Goal of the exercise ▸ Show each line that has the string "ylabel" in it.

Given entries ▸
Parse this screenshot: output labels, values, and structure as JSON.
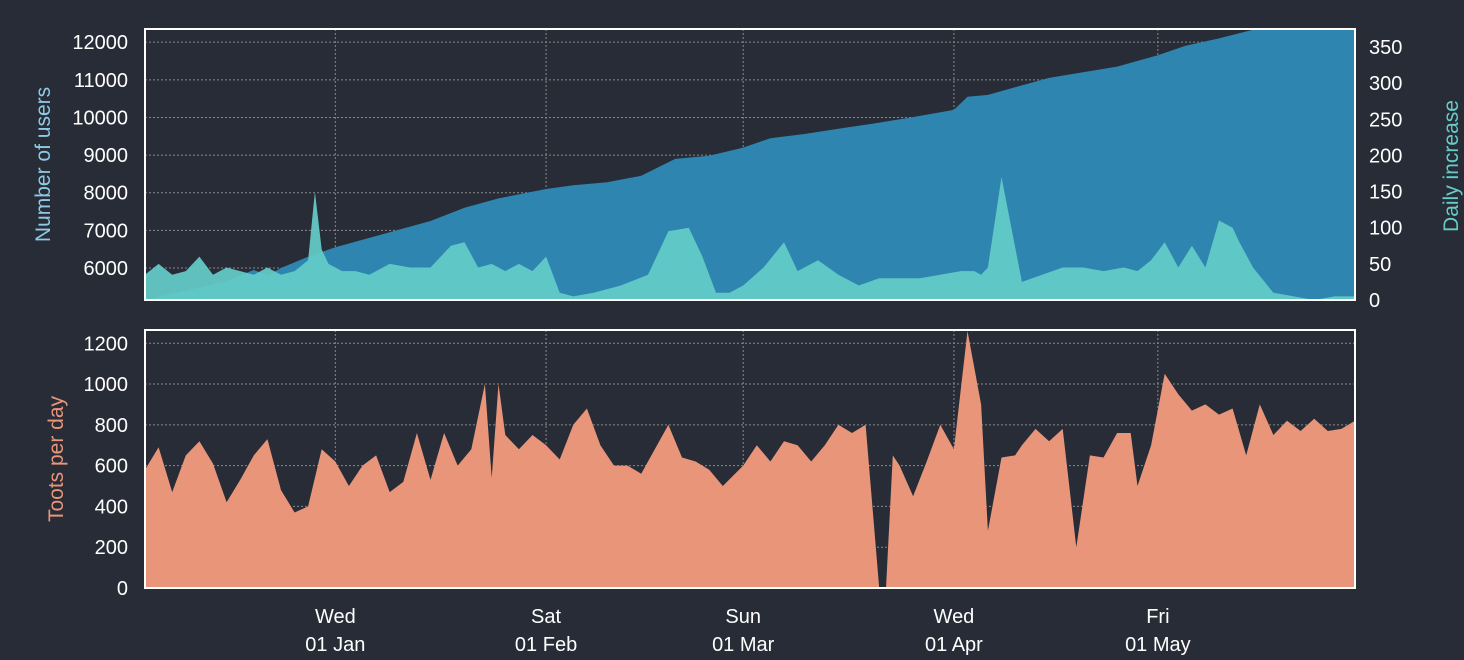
{
  "colors": {
    "background": "#282c37",
    "users_area": "#2e86b0",
    "daily_area": "#65cdc9",
    "toots_area": "#e8957a",
    "users_label": "#8ecae6",
    "daily_label": "#65cdc9",
    "toots_label": "#e8957a",
    "frame": "#ffffff",
    "grid": "#888888",
    "tick": "#ffffff"
  },
  "x_ticks": [
    {
      "date": "2020-01-01",
      "weekday": "Wed",
      "label": "01 Jan"
    },
    {
      "date": "2020-02-01",
      "weekday": "Sat",
      "label": "01 Feb"
    },
    {
      "date": "2020-03-01",
      "weekday": "Sun",
      "label": "01 Mar"
    },
    {
      "date": "2020-04-01",
      "weekday": "Wed",
      "label": "01 Apr"
    },
    {
      "date": "2020-05-01",
      "weekday": "Fri",
      "label": "01 May"
    }
  ],
  "chart_data": [
    {
      "type": "area",
      "grid": true,
      "xlim": [
        "2019-12-04",
        "2020-05-30"
      ],
      "ylabel": "Number of users",
      "ylim": [
        5150,
        12350
      ],
      "yticks": [
        6000,
        7000,
        8000,
        9000,
        10000,
        11000,
        12000
      ],
      "y2label": "Daily increase",
      "y2lim": [
        0,
        375
      ],
      "y2ticks": [
        0,
        50,
        100,
        150,
        200,
        250,
        300,
        350
      ],
      "series": [
        {
          "axis": "left",
          "x": [
            "2019-12-04",
            "2019-12-10",
            "2019-12-16",
            "2019-12-20",
            "2019-12-22",
            "2019-12-24",
            "2019-12-28",
            "2020-01-01",
            "2020-01-05",
            "2020-01-10",
            "2020-01-15",
            "2020-01-20",
            "2020-01-25",
            "2020-02-01",
            "2020-02-05",
            "2020-02-10",
            "2020-02-15",
            "2020-02-20",
            "2020-02-25",
            "2020-03-01",
            "2020-03-05",
            "2020-03-10",
            "2020-03-15",
            "2020-03-20",
            "2020-03-25",
            "2020-04-01",
            "2020-04-03",
            "2020-04-06",
            "2020-04-10",
            "2020-04-15",
            "2020-04-20",
            "2020-04-25",
            "2020-05-01",
            "2020-05-05",
            "2020-05-10",
            "2020-05-15",
            "2020-05-17",
            "2020-05-30"
          ],
          "values": [
            5150,
            5400,
            5650,
            5950,
            5800,
            6000,
            6300,
            6550,
            6750,
            7000,
            7250,
            7600,
            7850,
            8100,
            8200,
            8280,
            8450,
            8900,
            8980,
            9200,
            9450,
            9560,
            9700,
            9830,
            9980,
            10200,
            10550,
            10600,
            10800,
            11050,
            11200,
            11350,
            11650,
            11900,
            12100,
            12330,
            12330,
            12330
          ]
        },
        {
          "axis": "right",
          "x": [
            "2019-12-04",
            "2019-12-06",
            "2019-12-08",
            "2019-12-10",
            "2019-12-12",
            "2019-12-14",
            "2019-12-16",
            "2019-12-18",
            "2019-12-20",
            "2019-12-22",
            "2019-12-24",
            "2019-12-26",
            "2019-12-28",
            "2019-12-29",
            "2019-12-30",
            "2019-12-31",
            "2020-01-02",
            "2020-01-04",
            "2020-01-06",
            "2020-01-09",
            "2020-01-12",
            "2020-01-15",
            "2020-01-18",
            "2020-01-20",
            "2020-01-22",
            "2020-01-24",
            "2020-01-26",
            "2020-01-28",
            "2020-01-30",
            "2020-02-01",
            "2020-02-03",
            "2020-02-05",
            "2020-02-08",
            "2020-02-12",
            "2020-02-16",
            "2020-02-19",
            "2020-02-22",
            "2020-02-24",
            "2020-02-26",
            "2020-02-28",
            "2020-03-01",
            "2020-03-04",
            "2020-03-07",
            "2020-03-09",
            "2020-03-12",
            "2020-03-15",
            "2020-03-18",
            "2020-03-21",
            "2020-03-24",
            "2020-03-27",
            "2020-03-30",
            "2020-04-02",
            "2020-04-04",
            "2020-04-05",
            "2020-04-06",
            "2020-04-08",
            "2020-04-11",
            "2020-04-14",
            "2020-04-17",
            "2020-04-20",
            "2020-04-23",
            "2020-04-26",
            "2020-04-28",
            "2020-04-30",
            "2020-05-02",
            "2020-05-04",
            "2020-05-06",
            "2020-05-08",
            "2020-05-10",
            "2020-05-12",
            "2020-05-13",
            "2020-05-15",
            "2020-05-18",
            "2020-05-21",
            "2020-05-24",
            "2020-05-27",
            "2020-05-30"
          ],
          "values": [
            35,
            50,
            35,
            40,
            60,
            35,
            45,
            40,
            35,
            45,
            35,
            40,
            55,
            150,
            70,
            50,
            40,
            40,
            35,
            50,
            45,
            45,
            75,
            80,
            45,
            50,
            40,
            50,
            40,
            60,
            10,
            5,
            10,
            20,
            35,
            95,
            100,
            60,
            10,
            10,
            20,
            45,
            80,
            40,
            55,
            35,
            20,
            30,
            30,
            30,
            35,
            40,
            40,
            35,
            45,
            170,
            25,
            35,
            45,
            45,
            40,
            45,
            40,
            55,
            80,
            45,
            75,
            45,
            110,
            100,
            80,
            45,
            10,
            5,
            0,
            5,
            5
          ]
        }
      ]
    },
    {
      "type": "area",
      "grid": true,
      "xlim": [
        "2019-12-04",
        "2020-05-30"
      ],
      "ylabel": "Toots per day",
      "ylim": [
        0,
        1265
      ],
      "yticks": [
        0,
        200,
        400,
        600,
        800,
        1000,
        1200
      ],
      "series": [
        {
          "axis": "left",
          "x": [
            "2019-12-04",
            "2019-12-06",
            "2019-12-08",
            "2019-12-10",
            "2019-12-12",
            "2019-12-14",
            "2019-12-16",
            "2019-12-18",
            "2019-12-20",
            "2019-12-22",
            "2019-12-24",
            "2019-12-26",
            "2019-12-28",
            "2019-12-30",
            "2020-01-01",
            "2020-01-03",
            "2020-01-05",
            "2020-01-07",
            "2020-01-09",
            "2020-01-11",
            "2020-01-13",
            "2020-01-15",
            "2020-01-17",
            "2020-01-19",
            "2020-01-21",
            "2020-01-23",
            "2020-01-24",
            "2020-01-25",
            "2020-01-26",
            "2020-01-28",
            "2020-01-30",
            "2020-02-01",
            "2020-02-03",
            "2020-02-05",
            "2020-02-07",
            "2020-02-09",
            "2020-02-11",
            "2020-02-13",
            "2020-02-15",
            "2020-02-17",
            "2020-02-19",
            "2020-02-21",
            "2020-02-23",
            "2020-02-25",
            "2020-02-27",
            "2020-03-01",
            "2020-03-03",
            "2020-03-05",
            "2020-03-07",
            "2020-03-09",
            "2020-03-11",
            "2020-03-13",
            "2020-03-15",
            "2020-03-17",
            "2020-03-19",
            "2020-03-21",
            "2020-03-22",
            "2020-03-23",
            "2020-03-24",
            "2020-03-26",
            "2020-03-28",
            "2020-03-30",
            "2020-04-01",
            "2020-04-03",
            "2020-04-05",
            "2020-04-06",
            "2020-04-08",
            "2020-04-10",
            "2020-04-11",
            "2020-04-13",
            "2020-04-15",
            "2020-04-17",
            "2020-04-19",
            "2020-04-21",
            "2020-04-23",
            "2020-04-25",
            "2020-04-27",
            "2020-04-28",
            "2020-04-30",
            "2020-05-02",
            "2020-05-04",
            "2020-05-06",
            "2020-05-08",
            "2020-05-10",
            "2020-05-12",
            "2020-05-14",
            "2020-05-16",
            "2020-05-18",
            "2020-05-20",
            "2020-05-22",
            "2020-05-24",
            "2020-05-26",
            "2020-05-28",
            "2020-05-30"
          ],
          "values": [
            580,
            690,
            470,
            650,
            720,
            610,
            420,
            530,
            650,
            730,
            480,
            370,
            400,
            680,
            620,
            500,
            600,
            650,
            470,
            520,
            760,
            530,
            760,
            600,
            680,
            1000,
            540,
            1000,
            750,
            680,
            750,
            700,
            630,
            800,
            880,
            700,
            600,
            600,
            560,
            680,
            800,
            640,
            620,
            580,
            500,
            600,
            700,
            620,
            720,
            700,
            620,
            700,
            800,
            760,
            800,
            0,
            0,
            650,
            600,
            450,
            620,
            800,
            680,
            1260,
            900,
            280,
            640,
            650,
            700,
            780,
            720,
            780,
            200,
            650,
            640,
            760,
            760,
            500,
            700,
            1050,
            950,
            870,
            900,
            850,
            880,
            650,
            900,
            750,
            820,
            770,
            830,
            770,
            780,
            820
          ]
        }
      ]
    }
  ]
}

Result ▸
      "ylabel": "Number of users",
      "ylabel": "Toots per day",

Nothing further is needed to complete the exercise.